──────── PROVIDED DATA ────────
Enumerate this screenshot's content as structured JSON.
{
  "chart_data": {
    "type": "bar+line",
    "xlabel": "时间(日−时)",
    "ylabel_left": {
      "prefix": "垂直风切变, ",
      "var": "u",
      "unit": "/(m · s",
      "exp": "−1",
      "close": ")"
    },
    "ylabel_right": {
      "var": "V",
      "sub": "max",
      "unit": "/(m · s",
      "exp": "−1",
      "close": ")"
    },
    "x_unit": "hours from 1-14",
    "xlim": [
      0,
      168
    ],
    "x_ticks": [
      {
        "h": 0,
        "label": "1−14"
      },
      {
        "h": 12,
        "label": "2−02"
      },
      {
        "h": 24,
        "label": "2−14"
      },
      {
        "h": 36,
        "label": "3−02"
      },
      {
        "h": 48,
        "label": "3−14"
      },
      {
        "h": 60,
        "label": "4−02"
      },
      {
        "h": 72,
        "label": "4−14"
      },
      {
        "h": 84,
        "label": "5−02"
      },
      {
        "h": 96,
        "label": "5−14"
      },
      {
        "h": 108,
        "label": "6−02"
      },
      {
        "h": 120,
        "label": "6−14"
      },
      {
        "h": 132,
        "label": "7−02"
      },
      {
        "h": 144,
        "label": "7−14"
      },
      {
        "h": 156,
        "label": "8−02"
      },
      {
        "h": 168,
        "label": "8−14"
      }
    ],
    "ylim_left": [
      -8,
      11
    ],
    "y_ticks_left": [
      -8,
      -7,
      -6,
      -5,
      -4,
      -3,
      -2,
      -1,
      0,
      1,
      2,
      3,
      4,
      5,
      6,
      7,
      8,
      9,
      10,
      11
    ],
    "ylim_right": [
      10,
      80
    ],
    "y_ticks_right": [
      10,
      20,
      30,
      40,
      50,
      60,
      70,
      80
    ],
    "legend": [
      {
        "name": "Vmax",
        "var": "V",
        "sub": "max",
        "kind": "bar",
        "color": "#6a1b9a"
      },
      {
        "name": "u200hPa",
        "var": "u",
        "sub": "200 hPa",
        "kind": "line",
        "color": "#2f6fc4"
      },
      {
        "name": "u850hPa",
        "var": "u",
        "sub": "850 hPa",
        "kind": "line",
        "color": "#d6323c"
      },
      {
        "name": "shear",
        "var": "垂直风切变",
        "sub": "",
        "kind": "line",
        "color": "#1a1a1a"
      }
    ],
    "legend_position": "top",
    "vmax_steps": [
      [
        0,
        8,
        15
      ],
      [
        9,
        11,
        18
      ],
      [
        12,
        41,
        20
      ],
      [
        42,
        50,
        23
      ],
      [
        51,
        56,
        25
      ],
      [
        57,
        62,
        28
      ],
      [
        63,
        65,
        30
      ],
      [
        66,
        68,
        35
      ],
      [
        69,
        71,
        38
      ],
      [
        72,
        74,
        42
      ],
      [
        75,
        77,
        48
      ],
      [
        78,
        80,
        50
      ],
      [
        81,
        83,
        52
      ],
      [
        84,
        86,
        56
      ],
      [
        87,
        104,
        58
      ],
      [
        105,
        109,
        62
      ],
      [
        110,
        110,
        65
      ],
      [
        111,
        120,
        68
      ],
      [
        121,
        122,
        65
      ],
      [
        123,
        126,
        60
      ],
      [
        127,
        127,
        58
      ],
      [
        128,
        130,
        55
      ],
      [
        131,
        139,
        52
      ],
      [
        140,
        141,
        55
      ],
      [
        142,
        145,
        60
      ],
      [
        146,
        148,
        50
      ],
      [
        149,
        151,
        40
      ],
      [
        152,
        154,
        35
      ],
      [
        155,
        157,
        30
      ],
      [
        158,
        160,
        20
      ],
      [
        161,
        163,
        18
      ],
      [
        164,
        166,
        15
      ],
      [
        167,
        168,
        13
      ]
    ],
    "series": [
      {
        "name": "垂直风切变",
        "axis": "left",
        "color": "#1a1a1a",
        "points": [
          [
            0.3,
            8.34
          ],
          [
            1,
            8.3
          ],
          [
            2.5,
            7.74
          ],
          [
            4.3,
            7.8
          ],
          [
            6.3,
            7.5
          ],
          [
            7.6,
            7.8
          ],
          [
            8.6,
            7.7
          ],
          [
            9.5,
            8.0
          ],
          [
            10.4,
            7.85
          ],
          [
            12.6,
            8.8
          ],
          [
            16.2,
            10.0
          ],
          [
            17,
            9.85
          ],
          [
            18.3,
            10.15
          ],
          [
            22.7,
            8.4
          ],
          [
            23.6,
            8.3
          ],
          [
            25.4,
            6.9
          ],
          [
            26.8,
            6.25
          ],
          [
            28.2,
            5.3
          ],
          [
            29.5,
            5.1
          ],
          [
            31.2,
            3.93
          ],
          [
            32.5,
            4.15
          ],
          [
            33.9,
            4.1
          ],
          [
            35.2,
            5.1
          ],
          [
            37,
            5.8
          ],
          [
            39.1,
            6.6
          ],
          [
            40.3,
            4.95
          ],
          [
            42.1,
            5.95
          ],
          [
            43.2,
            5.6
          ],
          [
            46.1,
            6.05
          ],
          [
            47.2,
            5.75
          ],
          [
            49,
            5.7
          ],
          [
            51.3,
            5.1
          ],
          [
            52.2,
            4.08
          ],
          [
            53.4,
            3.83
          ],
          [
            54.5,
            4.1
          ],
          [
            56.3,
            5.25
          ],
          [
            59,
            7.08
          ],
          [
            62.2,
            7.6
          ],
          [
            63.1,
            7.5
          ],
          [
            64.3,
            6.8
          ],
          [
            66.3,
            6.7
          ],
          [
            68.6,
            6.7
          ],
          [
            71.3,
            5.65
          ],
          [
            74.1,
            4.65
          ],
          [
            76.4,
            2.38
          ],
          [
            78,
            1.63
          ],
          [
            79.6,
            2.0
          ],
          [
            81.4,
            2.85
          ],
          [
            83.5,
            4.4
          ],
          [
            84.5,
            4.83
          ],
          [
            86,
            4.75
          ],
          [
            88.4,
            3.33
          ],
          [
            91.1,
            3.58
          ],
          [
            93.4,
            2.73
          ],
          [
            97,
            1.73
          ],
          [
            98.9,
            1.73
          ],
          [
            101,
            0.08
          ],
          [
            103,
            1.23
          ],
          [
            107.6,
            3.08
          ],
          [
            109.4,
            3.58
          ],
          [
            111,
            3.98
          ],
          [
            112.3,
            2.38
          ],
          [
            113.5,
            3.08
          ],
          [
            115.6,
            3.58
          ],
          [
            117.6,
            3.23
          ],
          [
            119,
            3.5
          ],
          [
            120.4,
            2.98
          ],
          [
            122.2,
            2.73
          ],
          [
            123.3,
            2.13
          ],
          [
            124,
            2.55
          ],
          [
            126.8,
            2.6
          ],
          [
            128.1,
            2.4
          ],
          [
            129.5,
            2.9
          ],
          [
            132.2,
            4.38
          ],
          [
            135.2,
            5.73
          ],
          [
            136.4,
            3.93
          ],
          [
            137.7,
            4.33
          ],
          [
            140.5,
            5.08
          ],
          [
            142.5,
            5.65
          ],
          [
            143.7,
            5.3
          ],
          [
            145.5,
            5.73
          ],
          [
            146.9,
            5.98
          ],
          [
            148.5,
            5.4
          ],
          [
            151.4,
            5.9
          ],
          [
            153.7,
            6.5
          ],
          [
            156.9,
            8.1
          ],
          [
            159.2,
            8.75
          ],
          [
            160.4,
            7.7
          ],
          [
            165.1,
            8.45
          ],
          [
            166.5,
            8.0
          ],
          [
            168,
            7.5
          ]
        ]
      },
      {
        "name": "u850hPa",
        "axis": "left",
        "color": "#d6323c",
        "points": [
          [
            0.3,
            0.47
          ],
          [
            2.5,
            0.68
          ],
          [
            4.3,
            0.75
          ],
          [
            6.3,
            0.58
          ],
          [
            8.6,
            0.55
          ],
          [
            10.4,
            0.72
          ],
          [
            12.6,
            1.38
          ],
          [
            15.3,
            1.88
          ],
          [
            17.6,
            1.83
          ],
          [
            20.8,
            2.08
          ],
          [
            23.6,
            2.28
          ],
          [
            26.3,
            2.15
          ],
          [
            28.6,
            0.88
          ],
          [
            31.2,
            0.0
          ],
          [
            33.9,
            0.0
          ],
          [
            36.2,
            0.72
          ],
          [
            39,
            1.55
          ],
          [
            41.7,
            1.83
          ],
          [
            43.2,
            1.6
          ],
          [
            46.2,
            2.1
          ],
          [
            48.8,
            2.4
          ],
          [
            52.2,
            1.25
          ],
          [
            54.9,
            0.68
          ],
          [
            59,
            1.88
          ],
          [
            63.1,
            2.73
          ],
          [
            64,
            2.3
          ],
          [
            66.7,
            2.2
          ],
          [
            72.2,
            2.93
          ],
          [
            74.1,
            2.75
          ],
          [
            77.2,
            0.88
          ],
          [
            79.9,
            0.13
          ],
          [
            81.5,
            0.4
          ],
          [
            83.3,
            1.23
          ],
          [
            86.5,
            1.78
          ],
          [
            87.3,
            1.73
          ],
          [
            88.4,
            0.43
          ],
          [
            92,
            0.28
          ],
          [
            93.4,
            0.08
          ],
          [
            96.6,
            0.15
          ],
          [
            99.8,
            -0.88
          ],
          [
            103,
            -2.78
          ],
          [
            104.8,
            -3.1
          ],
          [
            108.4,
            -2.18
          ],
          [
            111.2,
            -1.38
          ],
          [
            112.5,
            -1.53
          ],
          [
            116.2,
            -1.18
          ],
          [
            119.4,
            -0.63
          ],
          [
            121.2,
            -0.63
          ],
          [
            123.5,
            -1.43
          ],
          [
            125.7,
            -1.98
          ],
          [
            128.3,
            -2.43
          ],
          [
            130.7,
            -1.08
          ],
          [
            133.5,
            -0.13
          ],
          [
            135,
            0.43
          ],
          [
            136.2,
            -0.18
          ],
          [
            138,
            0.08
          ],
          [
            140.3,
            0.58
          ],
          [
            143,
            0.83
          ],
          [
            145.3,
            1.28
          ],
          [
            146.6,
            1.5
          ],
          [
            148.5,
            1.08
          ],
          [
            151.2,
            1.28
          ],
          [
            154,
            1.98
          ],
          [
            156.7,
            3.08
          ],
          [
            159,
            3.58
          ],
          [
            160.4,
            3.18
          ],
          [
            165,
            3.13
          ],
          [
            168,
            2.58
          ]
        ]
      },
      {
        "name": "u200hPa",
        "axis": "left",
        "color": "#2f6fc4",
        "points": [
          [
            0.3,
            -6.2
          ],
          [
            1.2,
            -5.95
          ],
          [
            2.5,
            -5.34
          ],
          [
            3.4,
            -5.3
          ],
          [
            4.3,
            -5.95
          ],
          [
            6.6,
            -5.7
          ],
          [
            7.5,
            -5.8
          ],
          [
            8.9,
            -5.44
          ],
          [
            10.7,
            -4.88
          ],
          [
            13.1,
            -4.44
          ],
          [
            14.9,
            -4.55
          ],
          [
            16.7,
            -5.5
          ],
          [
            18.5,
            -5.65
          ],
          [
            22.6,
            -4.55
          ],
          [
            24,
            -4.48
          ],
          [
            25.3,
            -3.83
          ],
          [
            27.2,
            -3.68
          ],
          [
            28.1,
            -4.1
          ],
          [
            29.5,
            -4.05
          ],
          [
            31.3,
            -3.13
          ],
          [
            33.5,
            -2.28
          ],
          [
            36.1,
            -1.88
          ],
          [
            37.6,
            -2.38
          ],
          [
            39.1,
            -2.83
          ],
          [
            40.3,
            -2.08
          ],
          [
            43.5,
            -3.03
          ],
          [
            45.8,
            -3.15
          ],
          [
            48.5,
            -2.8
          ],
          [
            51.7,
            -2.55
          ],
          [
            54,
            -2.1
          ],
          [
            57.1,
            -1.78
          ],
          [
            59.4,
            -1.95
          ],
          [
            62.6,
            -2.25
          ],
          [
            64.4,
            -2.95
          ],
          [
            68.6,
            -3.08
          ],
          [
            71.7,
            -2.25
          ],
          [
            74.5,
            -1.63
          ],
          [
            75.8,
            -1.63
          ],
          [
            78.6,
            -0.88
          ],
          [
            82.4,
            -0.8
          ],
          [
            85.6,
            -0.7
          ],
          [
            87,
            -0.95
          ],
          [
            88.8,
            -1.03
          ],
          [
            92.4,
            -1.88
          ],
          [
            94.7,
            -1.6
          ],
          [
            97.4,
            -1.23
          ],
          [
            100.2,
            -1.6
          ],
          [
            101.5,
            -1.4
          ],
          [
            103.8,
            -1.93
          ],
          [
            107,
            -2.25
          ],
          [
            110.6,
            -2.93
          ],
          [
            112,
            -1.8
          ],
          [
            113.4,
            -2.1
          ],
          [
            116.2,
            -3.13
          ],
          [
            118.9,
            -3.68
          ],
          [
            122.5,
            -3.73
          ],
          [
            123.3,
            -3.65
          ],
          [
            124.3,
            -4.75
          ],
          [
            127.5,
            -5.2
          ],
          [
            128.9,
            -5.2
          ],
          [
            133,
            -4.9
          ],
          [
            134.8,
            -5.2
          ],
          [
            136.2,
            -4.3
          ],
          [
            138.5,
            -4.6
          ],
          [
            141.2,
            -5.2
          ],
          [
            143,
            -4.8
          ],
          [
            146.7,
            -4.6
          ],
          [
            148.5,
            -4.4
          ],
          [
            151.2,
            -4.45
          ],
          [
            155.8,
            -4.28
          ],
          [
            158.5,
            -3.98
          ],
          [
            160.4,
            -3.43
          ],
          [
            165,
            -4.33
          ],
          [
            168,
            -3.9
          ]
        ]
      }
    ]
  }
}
────────
* TASK REQUIREMENTS
Looking at the records above, say how many lines hold the string "name". Write nothing but the number.

* COMPLETE OUTPUT
7